> INFORMATION GIVEN:
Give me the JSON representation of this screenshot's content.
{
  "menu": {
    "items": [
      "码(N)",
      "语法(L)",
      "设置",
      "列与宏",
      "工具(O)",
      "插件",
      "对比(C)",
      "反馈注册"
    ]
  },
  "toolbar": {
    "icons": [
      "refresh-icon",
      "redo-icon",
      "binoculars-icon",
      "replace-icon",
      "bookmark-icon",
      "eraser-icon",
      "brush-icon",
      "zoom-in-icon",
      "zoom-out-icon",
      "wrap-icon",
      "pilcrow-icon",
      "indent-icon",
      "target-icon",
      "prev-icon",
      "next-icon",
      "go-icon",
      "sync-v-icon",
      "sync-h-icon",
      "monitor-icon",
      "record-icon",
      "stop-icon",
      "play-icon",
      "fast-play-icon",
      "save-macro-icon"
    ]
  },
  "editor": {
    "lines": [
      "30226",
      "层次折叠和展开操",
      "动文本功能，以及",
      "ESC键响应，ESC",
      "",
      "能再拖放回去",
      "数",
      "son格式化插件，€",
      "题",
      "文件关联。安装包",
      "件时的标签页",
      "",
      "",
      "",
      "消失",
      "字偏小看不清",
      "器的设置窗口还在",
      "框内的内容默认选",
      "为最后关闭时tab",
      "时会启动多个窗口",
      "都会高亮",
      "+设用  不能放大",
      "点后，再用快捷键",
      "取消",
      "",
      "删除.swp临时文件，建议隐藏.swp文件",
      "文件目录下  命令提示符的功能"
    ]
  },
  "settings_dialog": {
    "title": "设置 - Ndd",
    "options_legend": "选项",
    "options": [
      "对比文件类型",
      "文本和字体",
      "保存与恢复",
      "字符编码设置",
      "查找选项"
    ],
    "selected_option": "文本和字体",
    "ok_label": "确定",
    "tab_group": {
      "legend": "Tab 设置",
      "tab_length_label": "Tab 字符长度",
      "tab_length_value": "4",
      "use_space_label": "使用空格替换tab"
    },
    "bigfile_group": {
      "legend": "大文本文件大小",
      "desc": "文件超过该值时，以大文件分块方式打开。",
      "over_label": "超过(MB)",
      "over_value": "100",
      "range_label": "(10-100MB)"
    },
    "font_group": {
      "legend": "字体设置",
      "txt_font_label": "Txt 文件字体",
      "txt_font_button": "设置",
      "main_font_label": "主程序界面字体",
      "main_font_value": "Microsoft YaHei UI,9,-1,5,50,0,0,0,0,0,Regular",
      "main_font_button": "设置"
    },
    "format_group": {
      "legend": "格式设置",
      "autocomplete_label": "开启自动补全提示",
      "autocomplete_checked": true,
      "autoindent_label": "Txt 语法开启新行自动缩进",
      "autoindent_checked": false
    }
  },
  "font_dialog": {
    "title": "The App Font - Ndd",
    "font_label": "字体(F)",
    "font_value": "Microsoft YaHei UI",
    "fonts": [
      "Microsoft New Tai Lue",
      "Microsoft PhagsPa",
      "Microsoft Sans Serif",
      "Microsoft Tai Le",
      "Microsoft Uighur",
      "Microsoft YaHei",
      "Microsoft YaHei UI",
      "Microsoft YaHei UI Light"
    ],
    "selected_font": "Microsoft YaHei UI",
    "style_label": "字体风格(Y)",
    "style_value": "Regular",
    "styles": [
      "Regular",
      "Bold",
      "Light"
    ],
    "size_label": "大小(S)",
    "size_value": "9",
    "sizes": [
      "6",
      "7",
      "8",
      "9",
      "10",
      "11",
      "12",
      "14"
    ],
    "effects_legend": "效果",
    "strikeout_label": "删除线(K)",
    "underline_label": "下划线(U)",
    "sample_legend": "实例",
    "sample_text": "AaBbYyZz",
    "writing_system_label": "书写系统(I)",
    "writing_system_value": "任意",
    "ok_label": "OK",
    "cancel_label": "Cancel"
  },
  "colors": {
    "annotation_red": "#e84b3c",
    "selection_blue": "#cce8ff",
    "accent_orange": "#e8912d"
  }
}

> WHAT TO WORK ON: Retype every record above exactly as written.

> THE SOLUTION:
Give me the JSON representation of this screenshot's content.
{
  "menu": {
    "items": [
      "码(N)",
      "语法(L)",
      "设置",
      "列与宏",
      "工具(O)",
      "插件",
      "对比(C)",
      "反馈注册"
    ]
  },
  "toolbar": {
    "icons": [
      "refresh-icon",
      "redo-icon",
      "binoculars-icon",
      "replace-icon",
      "bookmark-icon",
      "eraser-icon",
      "brush-icon",
      "zoom-in-icon",
      "zoom-out-icon",
      "wrap-icon",
      "pilcrow-icon",
      "indent-icon",
      "target-icon",
      "prev-icon",
      "next-icon",
      "go-icon",
      "sync-v-icon",
      "sync-h-icon",
      "monitor-icon",
      "record-icon",
      "stop-icon",
      "play-icon",
      "fast-play-icon",
      "save-macro-icon"
    ]
  },
  "editor": {
    "lines": [
      "30226",
      "层次折叠和展开操",
      "动文本功能，以及",
      "ESC键响应，ESC",
      "",
      "能再拖放回去",
      "数",
      "son格式化插件，€",
      "题",
      "文件关联。安装包",
      "件时的标签页",
      "",
      "",
      "",
      "消失",
      "字偏小看不清",
      "器的设置窗口还在",
      "框内的内容默认选",
      "为最后关闭时tab",
      "时会启动多个窗口",
      "都会高亮",
      "+设用  不能放大",
      "点后，再用快捷键",
      "取消",
      "",
      "删除.swp临时文件，建议隐藏.swp文件",
      "文件目录下  命令提示符的功能"
    ]
  },
  "settings_dialog": {
    "title": "设置 - Ndd",
    "options_legend": "选项",
    "options": [
      "对比文件类型",
      "文本和字体",
      "保存与恢复",
      "字符编码设置",
      "查找选项"
    ],
    "selected_option": "文本和字体",
    "ok_label": "确定",
    "tab_group": {
      "legend": "Tab 设置",
      "tab_length_label": "Tab 字符长度",
      "tab_length_value": "4",
      "use_space_label": "使用空格替换tab"
    },
    "bigfile_group": {
      "legend": "大文本文件大小",
      "desc": "文件超过该值时，以大文件分块方式打开。",
      "over_label": "超过(MB)",
      "over_value": "100",
      "range_label": "(10-100MB)"
    },
    "font_group": {
      "legend": "字体设置",
      "txt_font_label": "Txt 文件字体",
      "txt_font_button": "设置",
      "main_font_label": "主程序界面字体",
      "main_font_value": "Microsoft YaHei UI,9,-1,5,50,0,0,0,0,0,Regular",
      "main_font_button": "设置"
    },
    "format_group": {
      "legend": "格式设置",
      "autocomplete_label": "开启自动补全提示",
      "autocomplete_checked": true,
      "autoindent_label": "Txt 语法开启新行自动缩进",
      "autoindent_checked": false
    }
  },
  "font_dialog": {
    "title": "The App Font - Ndd",
    "font_label": "字体(F)",
    "font_value": "Microsoft YaHei UI",
    "fonts": [
      "Microsoft New Tai Lue",
      "Microsoft PhagsPa",
      "Microsoft Sans Serif",
      "Microsoft Tai Le",
      "Microsoft Uighur",
      "Microsoft YaHei",
      "Microsoft YaHei UI",
      "Microsoft YaHei UI Light"
    ],
    "selected_font": "Microsoft YaHei UI",
    "style_label": "字体风格(Y)",
    "style_value": "Regular",
    "styles": [
      "Regular",
      "Bold",
      "Light"
    ],
    "size_label": "大小(S)",
    "size_value": "9",
    "sizes": [
      "6",
      "7",
      "8",
      "9",
      "10",
      "11",
      "12",
      "14"
    ],
    "effects_legend": "效果",
    "strikeout_label": "删除线(K)",
    "underline_label": "下划线(U)",
    "sample_legend": "实例",
    "sample_text": "AaBbYyZz",
    "writing_system_label": "书写系统(I)",
    "writing_system_value": "任意",
    "ok_label": "OK",
    "cancel_label": "Cancel"
  },
  "colors": {
    "annotation_red": "#e84b3c",
    "selection_blue": "#cce8ff",
    "accent_orange": "#e8912d"
  }
}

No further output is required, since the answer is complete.